EXERCISE GOAL
Write out the passage on building a business website word for word, starting with "One that I recommend" and going on through "a temporary solution.".

EXERCISE PASSAGE
Step 8: Focus on Search Engine Optimization
It’s nearly impossible to talk about search engine optimization in a few paragraphs, so we highlight it here to remind you of its importance.
These days, good search engine optimization isn’t just a luxury; it’s a necessity.
Site structure, usability, keywords, and title tags — they all need to be optimized using your target keywords.
If you have a local business, don’t forget to claim your Google business profile. You want to appear in the local pack when people search for a business online near them, so claim your profile and optimize it.
Fortunately, most themes that you buy for your WordPress website (and other website builders) will come with built-in search engine optimization features.
There are a few things you need to keep in mind, though, such as mobile responsiveness and schema markup. Those are slightly more technical, so it’s not a bad idea to hire them out.
One of the best things you can do that your competitors most likely are not engaged with is link building.
Google thrives on external links to and from web pages. If you can, develop relationships in your niche and geographical area to build these connections.
And don’t forget about the internal links as well! You’ll need these to let search engines know how to crawl your website.
Step 9: Install Appropriate Tools and/or Plugins
Whether you buy a theme or go with another website builder, your website will not be completely out of the box.
There will be a host of other tools that you’ll need to customize your site to your liking.
One that I recommend almost universally is Rank Math SEO.
This nifty little plug-in covers all the SEO features you need for quick optimization. It handles schema markup, XML sitemaps, and content optimization tools.
Other plug-ins you may need include one to track your website traffic (such as MonsterInsights) or speed up your site (like WPRocket).
Imagify will reduce your image size to make your site faster, and Contact Form 7 will provide beautiful contact forms where people can reach you.
From there, it’s a matter of what you need. If you have an online store, something like WooCommerce is almost a necessity. If you’re transferring a site, a redirection plug-in can be a temporary solution.
It’s worth considering your needs and looking through the plug-in directory to see how these tools can help your site develop.
Don’t be concerned if you don’t know what you need immediately; that info will usually arrive over time.
Step 10: Launch and Test Your Business Website
There is no hard and fast rule regarding your website launch. Once you have the site developed, optimized, and a maintenance plan in place to keep everything updated, flip the “on” switch.
But just because your site is active doesn’t mean you can sit back and watch the traffic roll in.

[Stored data entries]
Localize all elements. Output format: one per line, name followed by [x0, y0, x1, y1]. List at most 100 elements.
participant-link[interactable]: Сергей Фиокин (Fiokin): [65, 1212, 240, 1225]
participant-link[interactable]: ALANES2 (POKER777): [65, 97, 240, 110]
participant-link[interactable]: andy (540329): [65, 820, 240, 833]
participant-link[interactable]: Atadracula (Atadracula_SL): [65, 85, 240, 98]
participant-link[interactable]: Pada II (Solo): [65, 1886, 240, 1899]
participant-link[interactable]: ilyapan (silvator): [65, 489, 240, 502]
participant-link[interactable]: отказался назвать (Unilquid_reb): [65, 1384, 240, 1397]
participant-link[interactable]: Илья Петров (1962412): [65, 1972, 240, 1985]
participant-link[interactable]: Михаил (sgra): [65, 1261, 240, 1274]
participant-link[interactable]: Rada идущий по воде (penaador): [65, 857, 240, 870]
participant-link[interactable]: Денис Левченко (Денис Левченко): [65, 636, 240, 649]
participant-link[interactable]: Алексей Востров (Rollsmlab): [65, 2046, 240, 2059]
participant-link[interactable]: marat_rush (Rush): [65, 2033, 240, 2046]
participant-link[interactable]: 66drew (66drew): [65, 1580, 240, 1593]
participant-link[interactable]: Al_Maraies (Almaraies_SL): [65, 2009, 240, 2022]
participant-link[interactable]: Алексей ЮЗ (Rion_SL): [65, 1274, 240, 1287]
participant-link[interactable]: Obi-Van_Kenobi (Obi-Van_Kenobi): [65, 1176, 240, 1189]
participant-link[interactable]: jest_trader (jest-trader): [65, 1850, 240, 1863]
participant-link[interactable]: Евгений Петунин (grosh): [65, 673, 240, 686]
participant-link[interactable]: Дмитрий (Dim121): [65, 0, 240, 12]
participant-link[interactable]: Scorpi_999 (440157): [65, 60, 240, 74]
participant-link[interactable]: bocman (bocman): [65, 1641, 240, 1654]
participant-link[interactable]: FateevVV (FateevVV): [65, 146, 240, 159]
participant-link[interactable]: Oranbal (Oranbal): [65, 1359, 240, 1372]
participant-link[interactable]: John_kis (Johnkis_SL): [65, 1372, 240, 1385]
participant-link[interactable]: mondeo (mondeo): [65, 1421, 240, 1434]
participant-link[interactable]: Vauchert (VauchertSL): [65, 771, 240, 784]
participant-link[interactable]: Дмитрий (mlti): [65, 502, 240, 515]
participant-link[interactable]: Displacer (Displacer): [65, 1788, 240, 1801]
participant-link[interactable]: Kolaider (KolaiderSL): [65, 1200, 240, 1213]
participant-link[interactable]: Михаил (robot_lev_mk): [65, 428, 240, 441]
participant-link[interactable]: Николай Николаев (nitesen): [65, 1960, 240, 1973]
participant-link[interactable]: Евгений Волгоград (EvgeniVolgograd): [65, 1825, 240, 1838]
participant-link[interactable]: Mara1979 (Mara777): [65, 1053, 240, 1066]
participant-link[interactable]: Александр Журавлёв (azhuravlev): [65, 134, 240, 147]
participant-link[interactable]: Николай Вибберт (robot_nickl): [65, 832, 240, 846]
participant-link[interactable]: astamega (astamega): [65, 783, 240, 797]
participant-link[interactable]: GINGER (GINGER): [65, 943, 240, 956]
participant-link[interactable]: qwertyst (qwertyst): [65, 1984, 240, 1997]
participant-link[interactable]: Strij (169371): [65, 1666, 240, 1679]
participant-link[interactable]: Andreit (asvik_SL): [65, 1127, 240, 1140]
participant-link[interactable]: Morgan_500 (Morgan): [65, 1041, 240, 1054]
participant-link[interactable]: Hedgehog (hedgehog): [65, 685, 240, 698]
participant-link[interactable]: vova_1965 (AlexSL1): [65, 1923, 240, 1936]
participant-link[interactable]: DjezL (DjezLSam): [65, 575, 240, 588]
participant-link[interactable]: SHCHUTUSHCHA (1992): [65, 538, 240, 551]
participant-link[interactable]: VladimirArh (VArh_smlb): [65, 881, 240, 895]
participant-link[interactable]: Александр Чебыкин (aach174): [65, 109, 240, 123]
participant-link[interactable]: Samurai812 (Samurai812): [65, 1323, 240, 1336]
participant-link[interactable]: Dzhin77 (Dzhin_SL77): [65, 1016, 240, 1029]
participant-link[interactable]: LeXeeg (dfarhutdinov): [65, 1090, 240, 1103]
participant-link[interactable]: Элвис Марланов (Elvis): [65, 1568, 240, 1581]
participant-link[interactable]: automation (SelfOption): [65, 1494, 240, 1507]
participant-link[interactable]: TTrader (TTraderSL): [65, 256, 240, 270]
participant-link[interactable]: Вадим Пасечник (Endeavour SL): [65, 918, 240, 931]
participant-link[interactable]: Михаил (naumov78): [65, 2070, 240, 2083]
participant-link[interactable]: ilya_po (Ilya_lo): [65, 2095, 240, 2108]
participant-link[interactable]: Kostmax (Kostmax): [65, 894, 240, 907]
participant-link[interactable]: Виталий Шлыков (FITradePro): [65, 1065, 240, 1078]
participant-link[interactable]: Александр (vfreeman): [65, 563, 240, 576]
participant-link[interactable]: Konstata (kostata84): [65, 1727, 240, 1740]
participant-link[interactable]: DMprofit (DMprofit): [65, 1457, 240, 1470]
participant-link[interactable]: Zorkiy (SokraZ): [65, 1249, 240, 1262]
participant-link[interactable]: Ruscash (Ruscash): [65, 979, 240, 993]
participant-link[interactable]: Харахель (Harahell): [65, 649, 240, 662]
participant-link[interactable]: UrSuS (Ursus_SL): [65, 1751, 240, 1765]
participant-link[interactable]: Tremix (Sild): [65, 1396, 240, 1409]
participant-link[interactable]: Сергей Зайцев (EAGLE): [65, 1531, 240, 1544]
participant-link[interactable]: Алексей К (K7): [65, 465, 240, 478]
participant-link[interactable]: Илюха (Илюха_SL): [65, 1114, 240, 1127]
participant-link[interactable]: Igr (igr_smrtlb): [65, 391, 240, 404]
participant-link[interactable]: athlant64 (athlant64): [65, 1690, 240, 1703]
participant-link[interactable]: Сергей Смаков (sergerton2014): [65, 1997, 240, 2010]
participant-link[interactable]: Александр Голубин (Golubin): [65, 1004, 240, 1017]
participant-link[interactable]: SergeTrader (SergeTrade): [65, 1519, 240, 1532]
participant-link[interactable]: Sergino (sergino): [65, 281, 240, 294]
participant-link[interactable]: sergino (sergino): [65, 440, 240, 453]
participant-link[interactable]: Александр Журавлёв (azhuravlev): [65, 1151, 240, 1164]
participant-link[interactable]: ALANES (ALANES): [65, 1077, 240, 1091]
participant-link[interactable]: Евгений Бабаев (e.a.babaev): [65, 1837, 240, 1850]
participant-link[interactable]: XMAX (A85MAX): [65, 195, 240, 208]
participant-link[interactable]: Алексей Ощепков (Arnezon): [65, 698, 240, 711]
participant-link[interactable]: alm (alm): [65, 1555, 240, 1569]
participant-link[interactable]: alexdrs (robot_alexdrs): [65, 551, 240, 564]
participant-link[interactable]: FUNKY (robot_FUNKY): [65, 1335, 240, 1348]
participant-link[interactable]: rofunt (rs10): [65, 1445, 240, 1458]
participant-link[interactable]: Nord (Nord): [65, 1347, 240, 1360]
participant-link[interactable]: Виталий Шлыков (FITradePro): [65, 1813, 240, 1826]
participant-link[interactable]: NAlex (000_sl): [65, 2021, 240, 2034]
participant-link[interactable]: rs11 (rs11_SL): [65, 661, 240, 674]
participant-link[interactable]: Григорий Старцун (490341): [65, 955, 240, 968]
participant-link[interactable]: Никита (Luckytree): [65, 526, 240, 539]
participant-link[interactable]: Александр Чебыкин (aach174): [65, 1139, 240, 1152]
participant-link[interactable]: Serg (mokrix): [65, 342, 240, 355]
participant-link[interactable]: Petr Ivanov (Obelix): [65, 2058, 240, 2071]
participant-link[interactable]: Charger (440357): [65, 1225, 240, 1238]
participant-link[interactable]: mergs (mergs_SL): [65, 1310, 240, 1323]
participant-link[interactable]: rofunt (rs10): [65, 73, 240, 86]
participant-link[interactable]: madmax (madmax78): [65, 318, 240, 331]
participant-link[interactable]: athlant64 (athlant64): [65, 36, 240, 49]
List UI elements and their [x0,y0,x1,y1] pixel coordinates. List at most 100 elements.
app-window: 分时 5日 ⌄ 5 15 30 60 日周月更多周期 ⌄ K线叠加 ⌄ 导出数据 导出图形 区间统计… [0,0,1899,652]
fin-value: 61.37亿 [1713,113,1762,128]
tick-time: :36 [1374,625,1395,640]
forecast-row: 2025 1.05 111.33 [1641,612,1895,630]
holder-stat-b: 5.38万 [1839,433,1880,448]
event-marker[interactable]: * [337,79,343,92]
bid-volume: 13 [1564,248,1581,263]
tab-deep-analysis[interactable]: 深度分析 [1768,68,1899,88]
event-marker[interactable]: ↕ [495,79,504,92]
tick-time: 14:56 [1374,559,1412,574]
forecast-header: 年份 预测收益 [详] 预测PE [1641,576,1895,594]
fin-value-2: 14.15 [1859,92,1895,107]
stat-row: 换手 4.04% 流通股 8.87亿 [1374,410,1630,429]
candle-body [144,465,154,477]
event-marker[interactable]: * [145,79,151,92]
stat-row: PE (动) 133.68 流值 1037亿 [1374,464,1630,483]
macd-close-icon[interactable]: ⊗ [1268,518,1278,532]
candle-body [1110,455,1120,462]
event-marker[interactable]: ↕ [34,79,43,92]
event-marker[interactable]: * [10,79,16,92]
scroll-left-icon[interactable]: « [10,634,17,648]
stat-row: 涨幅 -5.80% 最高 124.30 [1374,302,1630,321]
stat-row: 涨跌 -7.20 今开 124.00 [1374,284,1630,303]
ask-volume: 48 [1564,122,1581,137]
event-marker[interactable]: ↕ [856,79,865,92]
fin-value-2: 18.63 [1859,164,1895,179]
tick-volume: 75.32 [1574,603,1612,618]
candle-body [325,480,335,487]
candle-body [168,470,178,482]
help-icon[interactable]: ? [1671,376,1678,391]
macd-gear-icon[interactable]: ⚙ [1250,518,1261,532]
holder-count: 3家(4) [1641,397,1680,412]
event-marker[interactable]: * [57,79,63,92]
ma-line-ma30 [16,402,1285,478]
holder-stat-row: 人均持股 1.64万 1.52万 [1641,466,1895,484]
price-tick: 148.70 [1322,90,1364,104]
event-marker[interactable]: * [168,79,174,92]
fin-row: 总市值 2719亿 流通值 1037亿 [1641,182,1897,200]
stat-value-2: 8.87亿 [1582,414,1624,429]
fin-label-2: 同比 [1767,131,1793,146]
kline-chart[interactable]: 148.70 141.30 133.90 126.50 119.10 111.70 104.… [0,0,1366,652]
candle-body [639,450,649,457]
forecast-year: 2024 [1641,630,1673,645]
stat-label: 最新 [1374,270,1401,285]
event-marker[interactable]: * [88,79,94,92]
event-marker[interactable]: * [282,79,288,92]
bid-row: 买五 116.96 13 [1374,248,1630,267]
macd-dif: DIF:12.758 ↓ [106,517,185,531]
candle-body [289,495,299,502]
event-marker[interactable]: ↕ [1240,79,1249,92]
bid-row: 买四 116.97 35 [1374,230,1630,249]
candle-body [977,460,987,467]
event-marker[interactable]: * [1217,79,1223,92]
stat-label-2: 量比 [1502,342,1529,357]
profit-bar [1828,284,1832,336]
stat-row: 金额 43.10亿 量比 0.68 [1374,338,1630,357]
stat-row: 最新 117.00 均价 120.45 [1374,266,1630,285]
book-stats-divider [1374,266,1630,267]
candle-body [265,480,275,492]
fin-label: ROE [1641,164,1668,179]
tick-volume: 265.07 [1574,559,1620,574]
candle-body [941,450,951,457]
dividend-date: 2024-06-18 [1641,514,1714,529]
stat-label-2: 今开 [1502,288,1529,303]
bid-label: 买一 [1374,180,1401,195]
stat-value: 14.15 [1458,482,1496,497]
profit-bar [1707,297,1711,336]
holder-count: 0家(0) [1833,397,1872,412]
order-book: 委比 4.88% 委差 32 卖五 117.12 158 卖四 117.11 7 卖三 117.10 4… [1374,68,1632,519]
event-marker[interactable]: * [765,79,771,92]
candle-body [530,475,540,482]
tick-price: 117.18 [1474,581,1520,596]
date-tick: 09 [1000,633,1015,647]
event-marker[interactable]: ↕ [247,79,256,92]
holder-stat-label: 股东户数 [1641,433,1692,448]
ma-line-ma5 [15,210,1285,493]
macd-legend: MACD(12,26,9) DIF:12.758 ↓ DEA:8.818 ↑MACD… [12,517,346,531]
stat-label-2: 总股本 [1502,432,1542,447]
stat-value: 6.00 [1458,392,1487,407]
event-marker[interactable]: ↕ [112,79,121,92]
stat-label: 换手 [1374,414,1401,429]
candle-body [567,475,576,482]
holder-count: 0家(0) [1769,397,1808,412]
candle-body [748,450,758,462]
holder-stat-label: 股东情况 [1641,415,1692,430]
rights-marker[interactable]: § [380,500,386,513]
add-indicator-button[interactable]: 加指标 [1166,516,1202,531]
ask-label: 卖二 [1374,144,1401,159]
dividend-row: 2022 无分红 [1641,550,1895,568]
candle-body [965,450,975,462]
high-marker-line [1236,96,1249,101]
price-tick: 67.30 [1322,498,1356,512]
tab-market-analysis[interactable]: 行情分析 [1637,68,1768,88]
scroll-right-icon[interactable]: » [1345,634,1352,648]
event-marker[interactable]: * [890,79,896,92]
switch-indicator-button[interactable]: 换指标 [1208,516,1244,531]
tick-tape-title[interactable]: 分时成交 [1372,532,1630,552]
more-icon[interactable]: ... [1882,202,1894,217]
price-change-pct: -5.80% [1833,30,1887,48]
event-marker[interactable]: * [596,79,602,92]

WRITTEN REPLY
One that I recommend almost universally is Rank Math SEO.
This nifty little plug-in covers all the SEO features you need for quick optimization. It handles schema markup, XML sitemaps, and content optimization tools.
Other plug-ins you may need include one to track your website traffic (such as MonsterInsights) or speed up your site (like WPRocket).
Imagify will reduce your image size to make your site faster, and Contact Form 7 will provide beautiful contact forms where people can reach you.
From there, it’s a matter of what you need. If you have an online store, something like WooCommerce is almost a necessity. If you’re transferring a site, a redirection plug-in can be a temporary solution.